### Exercise objective
Reproduce the whole listing that follows, exactly as it stands.

- Opening Delimiter -

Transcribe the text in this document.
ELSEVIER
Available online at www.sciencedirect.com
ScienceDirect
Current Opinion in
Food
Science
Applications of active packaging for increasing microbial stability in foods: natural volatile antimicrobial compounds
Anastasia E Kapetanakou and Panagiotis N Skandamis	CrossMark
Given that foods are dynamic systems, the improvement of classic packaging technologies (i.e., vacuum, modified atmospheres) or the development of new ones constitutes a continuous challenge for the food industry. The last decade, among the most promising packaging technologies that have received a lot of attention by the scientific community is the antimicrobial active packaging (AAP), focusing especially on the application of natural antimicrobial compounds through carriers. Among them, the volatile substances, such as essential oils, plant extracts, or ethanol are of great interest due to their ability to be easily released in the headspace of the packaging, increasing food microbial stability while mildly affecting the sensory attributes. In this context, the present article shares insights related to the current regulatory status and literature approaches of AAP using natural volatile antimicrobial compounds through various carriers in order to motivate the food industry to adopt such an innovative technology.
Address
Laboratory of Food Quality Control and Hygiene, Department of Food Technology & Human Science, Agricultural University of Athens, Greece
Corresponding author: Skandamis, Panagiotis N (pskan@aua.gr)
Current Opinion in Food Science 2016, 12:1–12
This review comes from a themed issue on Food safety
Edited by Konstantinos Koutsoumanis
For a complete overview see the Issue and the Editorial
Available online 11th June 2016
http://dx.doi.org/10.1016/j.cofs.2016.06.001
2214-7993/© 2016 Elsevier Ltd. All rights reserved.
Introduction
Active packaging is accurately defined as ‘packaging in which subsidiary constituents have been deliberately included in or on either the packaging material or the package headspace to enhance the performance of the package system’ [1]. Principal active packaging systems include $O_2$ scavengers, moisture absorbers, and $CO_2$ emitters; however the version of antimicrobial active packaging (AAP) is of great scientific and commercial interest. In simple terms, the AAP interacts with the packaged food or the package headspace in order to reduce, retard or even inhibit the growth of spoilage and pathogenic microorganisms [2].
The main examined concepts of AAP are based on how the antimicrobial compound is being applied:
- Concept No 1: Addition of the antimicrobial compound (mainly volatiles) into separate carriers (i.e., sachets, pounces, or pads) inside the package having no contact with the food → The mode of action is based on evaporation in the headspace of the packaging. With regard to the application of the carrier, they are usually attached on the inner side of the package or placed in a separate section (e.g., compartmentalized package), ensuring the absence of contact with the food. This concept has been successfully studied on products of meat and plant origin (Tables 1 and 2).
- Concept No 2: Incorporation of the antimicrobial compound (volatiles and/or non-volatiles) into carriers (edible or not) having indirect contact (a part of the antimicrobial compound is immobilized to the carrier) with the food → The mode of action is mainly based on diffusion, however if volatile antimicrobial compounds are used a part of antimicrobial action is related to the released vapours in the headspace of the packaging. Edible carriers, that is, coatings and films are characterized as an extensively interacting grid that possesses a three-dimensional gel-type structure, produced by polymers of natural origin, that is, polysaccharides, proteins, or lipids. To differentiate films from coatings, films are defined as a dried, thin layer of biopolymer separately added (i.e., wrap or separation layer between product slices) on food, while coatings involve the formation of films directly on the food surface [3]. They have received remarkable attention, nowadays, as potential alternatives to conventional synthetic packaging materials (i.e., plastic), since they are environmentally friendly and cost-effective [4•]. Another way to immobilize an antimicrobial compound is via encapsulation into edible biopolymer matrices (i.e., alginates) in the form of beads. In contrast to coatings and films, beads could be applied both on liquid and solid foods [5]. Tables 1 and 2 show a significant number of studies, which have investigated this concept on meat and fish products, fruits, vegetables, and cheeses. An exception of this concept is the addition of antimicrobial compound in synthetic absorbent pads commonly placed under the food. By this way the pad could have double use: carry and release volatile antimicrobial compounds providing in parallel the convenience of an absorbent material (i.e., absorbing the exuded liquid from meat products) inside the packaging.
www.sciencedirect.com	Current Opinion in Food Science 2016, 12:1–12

- Closing Delimiter -

### Problem solution
Transcribe the text in this document.
ELSEVIER
Available online at www.sciencedirect.com
ScienceDirect
Current Opinion in
Food
Science
Applications of active packaging for increasing microbial stability in foods: natural volatile antimicrobial compounds
Anastasia E Kapetanakou and Panagiotis N Skandamis	CrossMark
Given that foods are dynamic systems, the improvement of classic packaging technologies (i.e., vacuum, modified atmospheres) or the development of new ones constitutes a continuous challenge for the food industry. The last decade, among the most promising packaging technologies that have received a lot of attention by the scientific community is the antimicrobial active packaging (AAP), focusing especially on the application of natural antimicrobial compounds through carriers. Among them, the volatile substances, such as essential oils, plant extracts, or ethanol are of great interest due to their ability to be easily released in the headspace of the packaging, increasing food microbial stability while mildly affecting the sensory attributes. In this context, the present article shares insights related to the current regulatory status and literature approaches of AAP using natural volatile antimicrobial compounds through various carriers in order to motivate the food industry to adopt such an innovative technology.
Address
Laboratory of Food Quality Control and Hygiene, Department of Food Technology & Human Science, Agricultural University of Athens, Greece
Corresponding author: Skandamis, Panagiotis N (pskan@aua.gr)
Current Opinion in Food Science 2016, 12:1–12
This review comes from a themed issue on Food safety
Edited by Konstantinos Koutsoumanis
For a complete overview see the Issue and the Editorial
Available online 11th June 2016
http://dx.doi.org/10.1016/j.cofs.2016.06.001
2214-7993/© 2016 Elsevier Ltd. All rights reserved.
Introduction
Active packaging is accurately defined as ‘packaging in which subsidiary constituents have been deliberately included in or on either the packaging material or the package headspace to enhance the performance of the package system’ [1]. Principal active packaging systems include $O_2$ scavengers, moisture absorbers, and $CO_2$ emitters; however the version of antimicrobial active packaging (AAP) is of great scientific and commercial interest. In simple terms, the AAP interacts with the packaged food or the package headspace in order to reduce, retard or even inhibit the growth of spoilage and pathogenic microorganisms [2].
The main examined concepts of AAP are based on how the antimicrobial compound is being applied:
- Concept No 1: Addition of the antimicrobial compound (mainly volatiles) into separate carriers (i.e., sachets, pounces, or pads) inside the package having no contact with the food → The mode of action is based on evaporation in the headspace of the packaging. With regard to the application of the carrier, they are usually attached on the inner side of the package or placed in a separate section (e.g., compartmentalized package), ensuring the absence of contact with the food. This concept has been successfully studied on products of meat and plant origin (Tables 1 and 2).
- Concept No 2: Incorporation of the antimicrobial compound (volatiles and/or non-volatiles) into carriers (edible or not) having indirect contact (a part of the antimicrobial compound is immobilized to the carrier) with the food → The mode of action is mainly based on diffusion, however if volatile antimicrobial compounds are used a part of antimicrobial action is related to the released vapours in the headspace of the packaging. Edible carriers, that is, coatings and films are characterized as an extensively interacting grid that possesses a three-dimensional gel-type structure, produced by polymers of natural origin, that is, polysaccharides, proteins, or lipids. To differentiate films from coatings, films are defined as a dried, thin layer of biopolymer separately added (i.e., wrap or separation layer between product slices) on food, while coatings involve the formation of films directly on the food surface [3]. They have received remarkable attention, nowadays, as potential alternatives to conventional synthetic packaging materials (i.e., plastic), since they are environmentally friendly and cost-effective [4•]. Another way to immobilize an antimicrobial compound is via encapsulation into edible biopolymer matrices (i.e., alginates) in the form of beads. In contrast to coatings and films, beads could be applied both on liquid and solid foods [5]. Tables 1 and 2 show a significant number of studies, which have investigated this concept on meat and fish products, fruits, vegetables, and cheeses. An exception of this concept is the addition of antimicrobial compound in synthetic absorbent pads commonly placed under the food. By this way the pad could have double use: carry and release volatile antimicrobial compounds providing in parallel the convenience of an absorbent material (i.e., absorbing the exuded liquid from meat products) inside the packaging.
www.sciencedirect.com	Current Opinion in Food Science 2016, 12:1–12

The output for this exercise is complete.